> _Problem_: Write out the records again, exactly, leaving none out.

[Start of Records provided]

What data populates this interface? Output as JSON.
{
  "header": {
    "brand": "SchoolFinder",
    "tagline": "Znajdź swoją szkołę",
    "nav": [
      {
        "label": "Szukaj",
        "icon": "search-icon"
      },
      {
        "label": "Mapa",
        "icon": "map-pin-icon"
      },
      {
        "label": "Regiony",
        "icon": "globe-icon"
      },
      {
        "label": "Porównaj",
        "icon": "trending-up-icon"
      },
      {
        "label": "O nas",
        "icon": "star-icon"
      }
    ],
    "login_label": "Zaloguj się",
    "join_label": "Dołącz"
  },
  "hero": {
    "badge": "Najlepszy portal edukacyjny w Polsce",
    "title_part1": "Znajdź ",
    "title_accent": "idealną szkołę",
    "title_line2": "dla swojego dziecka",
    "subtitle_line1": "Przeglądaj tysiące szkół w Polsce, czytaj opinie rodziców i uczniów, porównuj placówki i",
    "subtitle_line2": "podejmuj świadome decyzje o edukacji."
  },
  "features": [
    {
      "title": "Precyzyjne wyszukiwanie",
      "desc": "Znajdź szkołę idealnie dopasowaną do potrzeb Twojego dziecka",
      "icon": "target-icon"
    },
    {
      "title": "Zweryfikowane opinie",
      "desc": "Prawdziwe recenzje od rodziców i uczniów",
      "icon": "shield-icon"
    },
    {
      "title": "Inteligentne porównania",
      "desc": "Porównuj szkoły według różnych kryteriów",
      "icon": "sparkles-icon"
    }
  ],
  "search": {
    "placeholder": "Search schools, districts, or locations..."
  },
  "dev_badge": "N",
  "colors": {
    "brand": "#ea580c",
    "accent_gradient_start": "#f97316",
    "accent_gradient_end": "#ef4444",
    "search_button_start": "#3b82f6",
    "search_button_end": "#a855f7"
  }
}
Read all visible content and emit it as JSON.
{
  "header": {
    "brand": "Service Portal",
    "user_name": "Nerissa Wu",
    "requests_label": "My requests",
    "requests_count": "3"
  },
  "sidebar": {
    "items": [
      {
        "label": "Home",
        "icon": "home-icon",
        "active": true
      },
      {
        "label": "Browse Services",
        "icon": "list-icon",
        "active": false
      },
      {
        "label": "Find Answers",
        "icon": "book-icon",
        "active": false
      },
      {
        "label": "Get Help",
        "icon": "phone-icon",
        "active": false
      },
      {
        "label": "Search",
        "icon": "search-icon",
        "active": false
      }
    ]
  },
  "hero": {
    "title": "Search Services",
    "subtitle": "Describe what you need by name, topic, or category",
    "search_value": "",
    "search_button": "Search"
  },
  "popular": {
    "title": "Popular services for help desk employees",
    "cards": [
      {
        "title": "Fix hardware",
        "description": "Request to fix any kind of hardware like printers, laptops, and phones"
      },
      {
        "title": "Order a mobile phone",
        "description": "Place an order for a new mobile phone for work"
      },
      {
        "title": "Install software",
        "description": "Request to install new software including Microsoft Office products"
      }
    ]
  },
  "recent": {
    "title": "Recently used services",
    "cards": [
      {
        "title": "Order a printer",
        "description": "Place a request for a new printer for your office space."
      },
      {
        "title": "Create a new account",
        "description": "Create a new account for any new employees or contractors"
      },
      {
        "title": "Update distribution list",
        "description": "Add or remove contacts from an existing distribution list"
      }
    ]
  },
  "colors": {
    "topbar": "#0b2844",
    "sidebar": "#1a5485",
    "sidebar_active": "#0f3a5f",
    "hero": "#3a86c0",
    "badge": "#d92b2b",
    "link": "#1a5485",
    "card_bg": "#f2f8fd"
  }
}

[End of Records provided]

> _Finished exercise_:
What data populates this interface? Output as JSON.
{
  "header": {
    "brand": "SchoolFinder",
    "tagline": "Znajdź swoją szkołę",
    "nav": [
      {
        "label": "Szukaj",
        "icon": "search-icon"
      },
      {
        "label": "Mapa",
        "icon": "map-pin-icon"
      },
      {
        "label": "Regiony",
        "icon": "globe-icon"
      },
      {
        "label": "Porównaj",
        "icon": "trending-up-icon"
      },
      {
        "label": "O nas",
        "icon": "star-icon"
      }
    ],
    "login_label": "Zaloguj się",
    "join_label": "Dołącz"
  },
  "hero": {
    "badge": "Najlepszy portal edukacyjny w Polsce",
    "title_part1": "Znajdź ",
    "title_accent": "idealną szkołę",
    "title_line2": "dla swojego dziecka",
    "subtitle_line1": "Przeglądaj tysiące szkół w Polsce, czytaj opinie rodziców i uczniów, porównuj placówki i",
    "subtitle_line2": "podejmuj świadome decyzje o edukacji."
  },
  "features": [
    {
      "title": "Precyzyjne wyszukiwanie",
      "desc": "Znajdź szkołę idealnie dopasowaną do potrzeb Twojego dziecka",
      "icon": "target-icon"
    },
    {
      "title": "Zweryfikowane opinie",
      "desc": "Prawdziwe recenzje od rodziców i uczniów",
      "icon": "shield-icon"
    },
    {
      "title": "Inteligentne porównania",
      "desc": "Porównuj szkoły według różnych kryteriów",
      "icon": "sparkles-icon"
    }
  ],
  "search": {
    "placeholder": "Search schools, districts, or locations..."
  },
  "dev_badge": "N",
  "colors": {
    "brand": "#ea580c",
    "accent_gradient_start": "#f97316",
    "accent_gradient_end": "#ef4444",
    "search_button_start": "#3b82f6",
    "search_button_end": "#a855f7"
  }
}
Read all visible content and emit it as JSON.
{
  "header": {
    "brand": "Service Portal",
    "user_name": "Nerissa Wu",
    "requests_label": "My requests",
    "requests_count": "3"
  },
  "sidebar": {
    "items": [
      {
        "label": "Home",
        "icon": "home-icon",
        "active": true
      },
      {
        "label": "Browse Services",
        "icon": "list-icon",
        "active": false
      },
      {
        "label": "Find Answers",
        "icon": "book-icon",
        "active": false
      },
      {
        "label": "Get Help",
        "icon": "phone-icon",
        "active": false
      },
      {
        "label": "Search",
        "icon": "search-icon",
        "active": false
      }
    ]
  },
  "hero": {
    "title": "Search Services",
    "subtitle": "Describe what you need by name, topic, or category",
    "search_value": "",
    "search_button": "Search"
  },
  "popular": {
    "title": "Popular services for help desk employees",
    "cards": [
      {
        "title": "Fix hardware",
        "description": "Request to fix any kind of hardware like printers, laptops, and phones"
      },
      {
        "title": "Order a mobile phone",
        "description": "Place an order for a new mobile phone for work"
      },
      {
        "title": "Install software",
        "description": "Request to install new software including Microsoft Office products"
      }
    ]
  },
  "recent": {
    "title": "Recently used services",
    "cards": [
      {
        "title": "Order a printer",
        "description": "Place a request for a new printer for your office space."
      },
      {
        "title": "Create a new account",
        "description": "Create a new account for any new employees or contractors"
      },
      {
        "title": "Update distribution list",
        "description": "Add or remove contacts from an existing distribution list"
      }
    ]
  },
  "colors": {
    "topbar": "#0b2844",
    "sidebar": "#1a5485",
    "sidebar_active": "#0f3a5f",
    "hero": "#3a86c0",
    "badge": "#d92b2b",
    "link": "#1a5485",
    "card_bg": "#f2f8fd"
  }
}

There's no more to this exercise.